* _REQUEST_:
Could you print the lines below verbatim, from first to last, changing nothing?

★ ★ ★

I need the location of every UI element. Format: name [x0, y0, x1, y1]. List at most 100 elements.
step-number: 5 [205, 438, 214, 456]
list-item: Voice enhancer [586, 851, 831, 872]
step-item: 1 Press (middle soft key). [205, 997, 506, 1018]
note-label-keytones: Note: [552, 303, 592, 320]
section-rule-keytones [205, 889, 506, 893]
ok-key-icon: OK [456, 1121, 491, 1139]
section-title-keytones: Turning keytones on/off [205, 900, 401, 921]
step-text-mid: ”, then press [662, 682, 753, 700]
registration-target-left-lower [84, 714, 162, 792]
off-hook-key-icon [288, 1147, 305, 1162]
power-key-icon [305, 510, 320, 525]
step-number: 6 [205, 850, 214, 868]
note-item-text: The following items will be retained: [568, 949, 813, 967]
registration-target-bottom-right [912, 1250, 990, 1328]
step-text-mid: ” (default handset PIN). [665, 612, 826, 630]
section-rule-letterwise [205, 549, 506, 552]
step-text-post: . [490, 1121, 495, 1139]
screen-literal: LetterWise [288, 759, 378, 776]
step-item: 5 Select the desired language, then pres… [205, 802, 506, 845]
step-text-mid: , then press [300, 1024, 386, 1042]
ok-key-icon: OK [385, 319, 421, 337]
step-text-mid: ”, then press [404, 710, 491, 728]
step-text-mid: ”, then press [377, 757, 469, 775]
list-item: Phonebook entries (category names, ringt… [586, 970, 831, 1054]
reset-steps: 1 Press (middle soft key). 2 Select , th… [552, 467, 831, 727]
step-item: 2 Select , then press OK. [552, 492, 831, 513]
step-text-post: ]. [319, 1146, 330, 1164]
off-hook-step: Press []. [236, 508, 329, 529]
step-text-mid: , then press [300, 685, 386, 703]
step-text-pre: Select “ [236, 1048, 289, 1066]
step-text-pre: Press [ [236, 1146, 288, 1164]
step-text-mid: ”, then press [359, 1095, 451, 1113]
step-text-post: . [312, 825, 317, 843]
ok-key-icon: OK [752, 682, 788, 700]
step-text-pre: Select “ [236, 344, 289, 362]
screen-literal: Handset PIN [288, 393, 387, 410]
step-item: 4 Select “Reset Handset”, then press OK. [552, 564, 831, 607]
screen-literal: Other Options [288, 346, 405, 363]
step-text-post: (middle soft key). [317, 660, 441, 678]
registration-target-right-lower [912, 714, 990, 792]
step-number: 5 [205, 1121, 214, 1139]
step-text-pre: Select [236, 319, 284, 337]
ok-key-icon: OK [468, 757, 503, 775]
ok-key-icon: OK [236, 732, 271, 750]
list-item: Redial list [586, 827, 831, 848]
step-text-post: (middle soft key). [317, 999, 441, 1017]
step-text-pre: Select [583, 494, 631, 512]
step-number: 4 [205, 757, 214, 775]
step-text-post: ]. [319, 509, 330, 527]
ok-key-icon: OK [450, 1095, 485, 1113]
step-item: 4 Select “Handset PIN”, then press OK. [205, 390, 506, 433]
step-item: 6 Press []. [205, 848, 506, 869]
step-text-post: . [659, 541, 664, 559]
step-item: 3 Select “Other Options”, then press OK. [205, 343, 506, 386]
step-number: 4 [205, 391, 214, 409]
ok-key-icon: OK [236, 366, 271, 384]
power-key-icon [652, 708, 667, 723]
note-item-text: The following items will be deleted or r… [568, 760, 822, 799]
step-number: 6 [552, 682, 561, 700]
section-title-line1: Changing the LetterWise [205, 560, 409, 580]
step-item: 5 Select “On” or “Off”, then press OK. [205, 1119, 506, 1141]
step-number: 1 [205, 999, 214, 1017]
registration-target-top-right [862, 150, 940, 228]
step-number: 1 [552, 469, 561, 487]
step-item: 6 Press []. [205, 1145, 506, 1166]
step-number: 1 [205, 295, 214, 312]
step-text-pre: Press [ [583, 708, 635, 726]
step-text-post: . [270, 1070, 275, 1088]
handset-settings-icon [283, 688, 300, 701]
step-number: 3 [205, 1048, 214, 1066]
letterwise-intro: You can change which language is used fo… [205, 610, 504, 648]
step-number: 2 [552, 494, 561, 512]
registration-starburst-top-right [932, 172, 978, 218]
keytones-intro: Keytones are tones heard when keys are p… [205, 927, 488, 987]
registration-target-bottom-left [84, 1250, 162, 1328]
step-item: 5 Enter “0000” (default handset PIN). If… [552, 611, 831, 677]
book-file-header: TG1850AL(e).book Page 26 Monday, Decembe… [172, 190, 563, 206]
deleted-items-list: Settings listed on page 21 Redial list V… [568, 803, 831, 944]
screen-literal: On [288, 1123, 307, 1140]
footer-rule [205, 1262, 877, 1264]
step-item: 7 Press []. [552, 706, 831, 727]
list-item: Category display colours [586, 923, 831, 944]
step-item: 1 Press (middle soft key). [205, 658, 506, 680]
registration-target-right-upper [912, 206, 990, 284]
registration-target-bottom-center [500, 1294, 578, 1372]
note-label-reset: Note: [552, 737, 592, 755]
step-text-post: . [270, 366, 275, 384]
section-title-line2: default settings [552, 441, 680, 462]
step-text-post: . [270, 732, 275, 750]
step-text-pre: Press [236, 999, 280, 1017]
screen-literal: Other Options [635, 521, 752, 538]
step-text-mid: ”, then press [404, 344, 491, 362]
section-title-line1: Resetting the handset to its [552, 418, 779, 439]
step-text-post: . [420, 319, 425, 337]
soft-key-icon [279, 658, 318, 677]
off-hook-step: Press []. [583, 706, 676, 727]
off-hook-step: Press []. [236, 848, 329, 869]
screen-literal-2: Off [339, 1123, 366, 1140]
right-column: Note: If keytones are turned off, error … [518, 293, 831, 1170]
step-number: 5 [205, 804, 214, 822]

★ ★ ★

* _COMPLETED TASK_:
I need the location of every UI element. Format: name [x0, y0, x1, y1]. List at most 100 elements.
step-number: 5 [205, 438, 214, 456]
list-item: Voice enhancer [586, 851, 831, 872]
step-item: 1 Press (middle soft key). [205, 997, 506, 1018]
note-label-keytones: Note: [552, 303, 592, 320]
section-rule-keytones [205, 889, 506, 893]
ok-key-icon: OK [456, 1121, 491, 1139]
section-title-keytones: Turning keytones on/off [205, 900, 401, 921]
step-text-mid: ”, then press [662, 682, 753, 700]
registration-target-left-lower [84, 714, 162, 792]
off-hook-key-icon [288, 1147, 305, 1162]
power-key-icon [305, 510, 320, 525]
step-number: 6 [205, 850, 214, 868]
note-item-text: The following items will be retained: [568, 949, 813, 967]
registration-target-bottom-right [912, 1250, 990, 1328]
step-text-mid: ” (default handset PIN). [665, 612, 826, 630]
section-rule-letterwise [205, 549, 506, 552]
step-text-post: . [490, 1121, 495, 1139]
screen-literal: LetterWise [288, 759, 378, 776]
step-item: 5 Select the desired language, then pres… [205, 802, 506, 845]
step-text-mid: , then press [300, 1024, 386, 1042]
ok-key-icon: OK [385, 319, 421, 337]
step-text-mid: ”, then press [404, 710, 491, 728]
step-text-mid: ”, then press [377, 757, 469, 775]
list-item: Phonebook entries (category names, ringt… [586, 970, 831, 1054]
reset-steps: 1 Press (middle soft key). 2 Select , th… [552, 467, 831, 727]
step-item: 2 Select , then press OK. [552, 492, 831, 513]
step-text-post: ]. [319, 1146, 330, 1164]
off-hook-step: Press []. [236, 508, 329, 529]
step-text-mid: , then press [300, 685, 386, 703]
step-text-pre: Select “ [236, 1048, 289, 1066]
step-text-pre: Press [ [236, 1146, 288, 1164]
step-text-mid: ”, then press [359, 1095, 451, 1113]
step-text-post: . [312, 825, 317, 843]
ok-key-icon: OK [752, 682, 788, 700]
step-text-pre: Select “ [236, 344, 289, 362]
screen-literal: Handset PIN [288, 393, 387, 410]
step-item: 4 Select “Reset Handset”, then press OK. [552, 564, 831, 607]
screen-literal: Other Options [288, 346, 405, 363]
step-text-post: (middle soft key). [317, 660, 441, 678]
registration-target-right-lower [912, 714, 990, 792]
step-number: 5 [205, 1121, 214, 1139]
step-text-pre: Select [236, 319, 284, 337]
ok-key-icon: OK [468, 757, 503, 775]
ok-key-icon: OK [236, 732, 271, 750]
list-item: Redial list [586, 827, 831, 848]
step-text-post: (middle soft key). [317, 999, 441, 1017]
step-text-pre: Select [583, 494, 631, 512]
step-number: 4 [205, 757, 214, 775]
step-text-post: ]. [319, 509, 330, 527]
ok-key-icon: OK [450, 1095, 485, 1113]
step-item: 4 Select “Handset PIN”, then press OK. [205, 390, 506, 433]
step-item: 6 Press []. [205, 848, 506, 869]
step-text-post: . [659, 541, 664, 559]
step-item: 3 Select “Other Options”, then press OK. [205, 343, 506, 386]
step-number: 4 [205, 391, 214, 409]
ok-key-icon: OK [236, 366, 271, 384]
power-key-icon [652, 708, 667, 723]
note-item-text: The following items will be deleted or r… [568, 760, 822, 799]
step-number: 6 [552, 682, 561, 700]
section-title-line1: Changing the LetterWise [205, 560, 409, 580]
step-item: 5 Select “On” or “Off”, then press OK. [205, 1119, 506, 1141]
step-number: 1 [205, 999, 214, 1017]
registration-target-top-right [862, 150, 940, 228]
step-number: 1 [552, 469, 561, 487]
step-item: 6 Press []. [205, 1145, 506, 1166]
step-number: 1 [205, 295, 214, 312]
step-text-pre: Press [ [583, 708, 635, 726]
step-text-post: . [270, 1070, 275, 1088]
handset-settings-icon [283, 688, 300, 701]
step-number: 3 [205, 1048, 214, 1066]
letterwise-intro: You can change which language is used fo… [205, 610, 504, 648]
step-number: 2 [552, 494, 561, 512]
registration-starburst-top-right [932, 172, 978, 218]
keytones-intro: Keytones are tones heard when keys are p… [205, 927, 488, 987]
registration-target-bottom-left [84, 1250, 162, 1328]
step-item: 5 Enter “0000” (default handset PIN). If… [552, 611, 831, 677]
book-file-header: TG1850AL(e).book Page 26 Monday, Decembe… [172, 190, 563, 206]
deleted-items-list: Settings listed on page 21 Redial list V… [568, 803, 831, 944]
screen-literal: On [288, 1123, 307, 1140]
footer-rule [205, 1262, 877, 1264]
step-item: 7 Press []. [552, 706, 831, 727]
list-item: Category display colours [586, 923, 831, 944]
step-item: 1 Press (middle soft key). [205, 658, 506, 680]
registration-target-right-upper [912, 206, 990, 284]
registration-target-bottom-center [500, 1294, 578, 1372]
note-label-reset: Note: [552, 737, 592, 755]
step-text-post: . [270, 366, 275, 384]
section-title-line2: default settings [552, 441, 680, 462]
step-text-post: . [270, 732, 275, 750]
step-text-pre: Press [236, 999, 280, 1017]
screen-literal: Other Options [635, 521, 752, 538]
step-text-mid: ”, then press [404, 344, 491, 362]
section-title-line1: Resetting the handset to its [552, 418, 779, 439]
step-text-post: . [420, 319, 425, 337]
soft-key-icon [279, 658, 318, 677]
off-hook-step: Press []. [583, 706, 676, 727]
off-hook-step: Press []. [236, 848, 329, 869]
screen-literal-2: Off [339, 1123, 366, 1140]
right-column: Note: If keytones are turned off, error … [518, 293, 831, 1170]
step-number: 5 [205, 804, 214, 822]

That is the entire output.